---------- MATERIAL SUPPLIED ----------

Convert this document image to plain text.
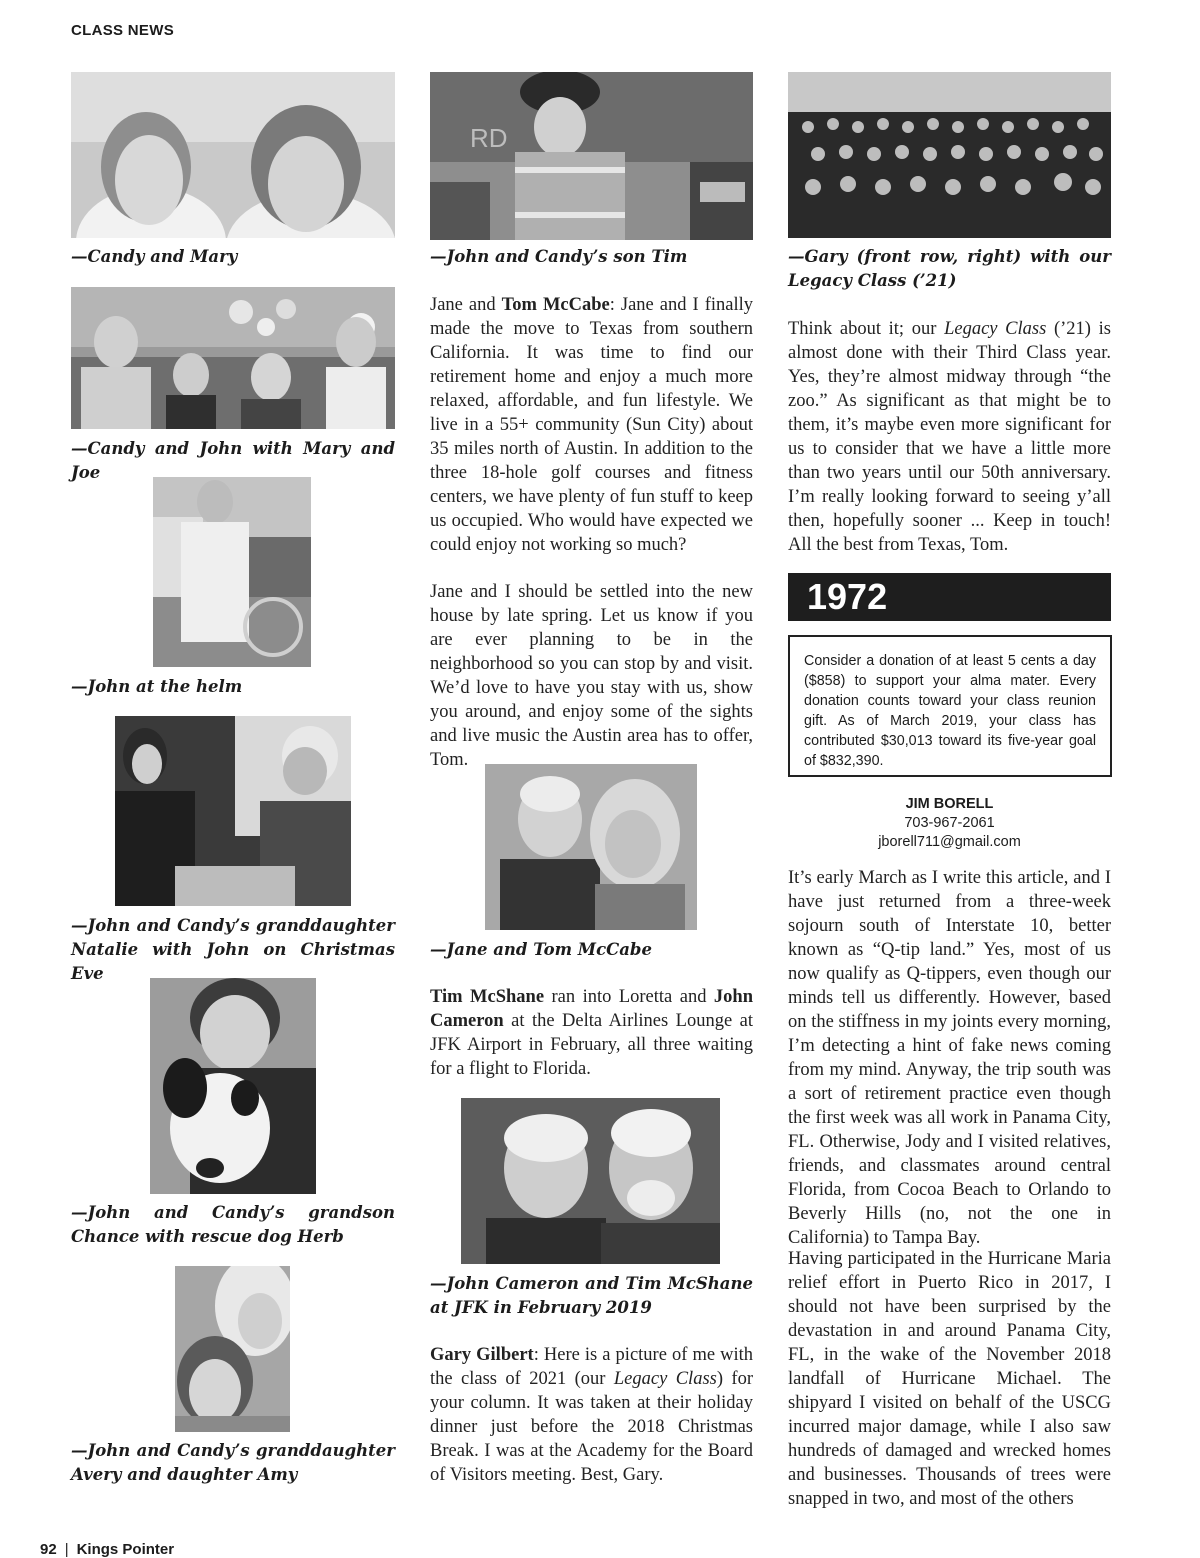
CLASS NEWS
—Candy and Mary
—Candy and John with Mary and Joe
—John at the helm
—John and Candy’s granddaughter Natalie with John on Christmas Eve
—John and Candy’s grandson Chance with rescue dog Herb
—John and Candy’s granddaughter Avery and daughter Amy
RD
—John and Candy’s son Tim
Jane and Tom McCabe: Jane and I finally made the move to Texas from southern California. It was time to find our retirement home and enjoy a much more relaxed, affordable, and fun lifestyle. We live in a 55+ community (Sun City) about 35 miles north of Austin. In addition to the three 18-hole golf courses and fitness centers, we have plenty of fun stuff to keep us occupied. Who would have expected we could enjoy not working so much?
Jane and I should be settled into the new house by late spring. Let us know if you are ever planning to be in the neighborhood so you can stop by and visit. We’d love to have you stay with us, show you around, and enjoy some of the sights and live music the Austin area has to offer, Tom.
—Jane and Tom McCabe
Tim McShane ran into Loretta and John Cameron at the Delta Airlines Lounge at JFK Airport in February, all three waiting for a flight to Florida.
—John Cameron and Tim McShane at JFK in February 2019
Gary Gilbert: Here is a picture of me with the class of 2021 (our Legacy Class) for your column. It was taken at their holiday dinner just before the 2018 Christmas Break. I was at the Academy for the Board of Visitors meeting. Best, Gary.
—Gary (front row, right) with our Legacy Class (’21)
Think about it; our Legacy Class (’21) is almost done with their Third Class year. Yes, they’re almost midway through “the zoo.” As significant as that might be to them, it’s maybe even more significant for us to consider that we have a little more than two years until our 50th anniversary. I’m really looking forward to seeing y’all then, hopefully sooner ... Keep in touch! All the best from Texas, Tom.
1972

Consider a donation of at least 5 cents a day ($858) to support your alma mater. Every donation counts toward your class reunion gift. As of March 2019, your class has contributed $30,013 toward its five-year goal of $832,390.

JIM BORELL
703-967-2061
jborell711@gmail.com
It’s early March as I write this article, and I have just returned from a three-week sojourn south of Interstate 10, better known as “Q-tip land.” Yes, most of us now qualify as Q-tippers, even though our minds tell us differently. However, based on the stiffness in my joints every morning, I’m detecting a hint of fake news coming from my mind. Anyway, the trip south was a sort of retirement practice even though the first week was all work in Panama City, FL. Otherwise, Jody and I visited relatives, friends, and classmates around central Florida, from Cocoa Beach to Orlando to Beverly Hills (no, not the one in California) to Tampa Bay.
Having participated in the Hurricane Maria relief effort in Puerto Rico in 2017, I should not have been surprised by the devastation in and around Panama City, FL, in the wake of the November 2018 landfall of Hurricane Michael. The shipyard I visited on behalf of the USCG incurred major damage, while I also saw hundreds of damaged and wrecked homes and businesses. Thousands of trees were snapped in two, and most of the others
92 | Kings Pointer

----------
---------- MATERIAL SUPPLIED ----------

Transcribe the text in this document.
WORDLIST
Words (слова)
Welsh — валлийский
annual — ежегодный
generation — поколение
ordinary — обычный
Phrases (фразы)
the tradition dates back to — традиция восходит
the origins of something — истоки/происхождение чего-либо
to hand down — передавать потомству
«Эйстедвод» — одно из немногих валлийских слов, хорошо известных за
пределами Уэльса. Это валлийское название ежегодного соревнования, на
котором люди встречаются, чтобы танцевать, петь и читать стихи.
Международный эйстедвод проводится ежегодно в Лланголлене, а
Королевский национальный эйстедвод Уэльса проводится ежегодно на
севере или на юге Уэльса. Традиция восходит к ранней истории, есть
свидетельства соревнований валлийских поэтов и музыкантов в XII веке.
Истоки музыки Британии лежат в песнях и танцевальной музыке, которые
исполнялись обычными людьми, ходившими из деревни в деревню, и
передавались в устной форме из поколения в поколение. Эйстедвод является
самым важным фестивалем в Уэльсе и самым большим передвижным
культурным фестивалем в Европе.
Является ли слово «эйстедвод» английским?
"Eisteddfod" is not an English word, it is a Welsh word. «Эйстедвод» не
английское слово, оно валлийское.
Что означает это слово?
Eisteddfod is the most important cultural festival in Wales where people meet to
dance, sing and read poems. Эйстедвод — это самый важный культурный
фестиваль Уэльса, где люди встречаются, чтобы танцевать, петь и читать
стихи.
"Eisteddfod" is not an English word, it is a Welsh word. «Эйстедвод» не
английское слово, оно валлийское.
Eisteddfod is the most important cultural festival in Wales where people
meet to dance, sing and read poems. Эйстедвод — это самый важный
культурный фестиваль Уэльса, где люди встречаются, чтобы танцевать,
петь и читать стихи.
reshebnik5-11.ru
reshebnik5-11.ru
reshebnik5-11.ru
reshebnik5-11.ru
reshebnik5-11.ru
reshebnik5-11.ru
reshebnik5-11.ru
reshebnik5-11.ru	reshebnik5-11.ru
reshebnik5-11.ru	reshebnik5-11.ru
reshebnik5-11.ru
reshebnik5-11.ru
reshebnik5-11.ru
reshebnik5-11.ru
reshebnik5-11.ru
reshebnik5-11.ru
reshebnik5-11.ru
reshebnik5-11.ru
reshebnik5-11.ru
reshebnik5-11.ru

----------

PROBLEM DETAILS
From the entries above, copy out every line where the string "Jane" appears.

FULL OUTPUT
Jane and Tom McCabe: Jane and I finally made the move to Texas from southern California. It was time to find our retirement home and enjoy a much more relaxed, affordable, and fun lifestyle. We live in a 55+ community (Sun City) about 35 miles north of Austin. In addition to the three 18-hole golf courses and fitness centers, we have plenty of fun stuff to keep us occupied. Who would have expected we could enjoy not working so much?
Jane and I should be settled into the new house by late spring. Let us know if you are ever planning to be in the neighborhood so you can stop by and visit. We’d love to have you stay with us, show you around, and enjoy some of the sights and live music the Austin area has to offer, Tom.
—Jane and Tom McCabe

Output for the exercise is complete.